Work to be completed:
Every entry must be echoed exactly.

Record excerpts:
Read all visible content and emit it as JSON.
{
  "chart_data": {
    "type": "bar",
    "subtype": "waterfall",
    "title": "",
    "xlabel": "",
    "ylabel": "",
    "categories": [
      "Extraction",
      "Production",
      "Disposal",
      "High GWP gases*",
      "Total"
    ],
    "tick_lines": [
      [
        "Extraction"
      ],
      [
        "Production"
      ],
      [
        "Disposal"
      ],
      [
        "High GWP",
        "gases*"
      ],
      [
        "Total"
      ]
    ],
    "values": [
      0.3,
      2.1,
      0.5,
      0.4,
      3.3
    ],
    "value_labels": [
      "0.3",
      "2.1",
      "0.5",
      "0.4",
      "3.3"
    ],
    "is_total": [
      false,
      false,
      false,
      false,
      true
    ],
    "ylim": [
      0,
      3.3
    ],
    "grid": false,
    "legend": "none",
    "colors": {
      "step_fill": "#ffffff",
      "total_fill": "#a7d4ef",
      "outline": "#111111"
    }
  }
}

Exercise response:
Read all visible content and emit it as JSON.
{
  "chart_data": {
    "type": "bar",
    "subtype": "waterfall",
    "title": "",
    "xlabel": "",
    "ylabel": "",
    "categories": [
      "Extraction",
      "Production",
      "Disposal",
      "High GWP gases*",
      "Total"
    ],
    "tick_lines": [
      [
        "Extraction"
      ],
      [
        "Production"
      ],
      [
        "Disposal"
      ],
      [
        "High GWP",
        "gases*"
      ],
      [
        "Total"
      ]
    ],
    "values": [
      0.3,
      2.1,
      0.5,
      0.4,
      3.3
    ],
    "value_labels": [
      "0.3",
      "2.1",
      "0.5",
      "0.4",
      "3.3"
    ],
    "is_total": [
      false,
      false,
      false,
      false,
      true
    ],
    "ylim": [
      0,
      3.3
    ],
    "grid": false,
    "legend": "none",
    "colors": {
      "step_fill": "#ffffff",
      "total_fill": "#a7d4ef",
      "outline": "#111111"
    }
  }
}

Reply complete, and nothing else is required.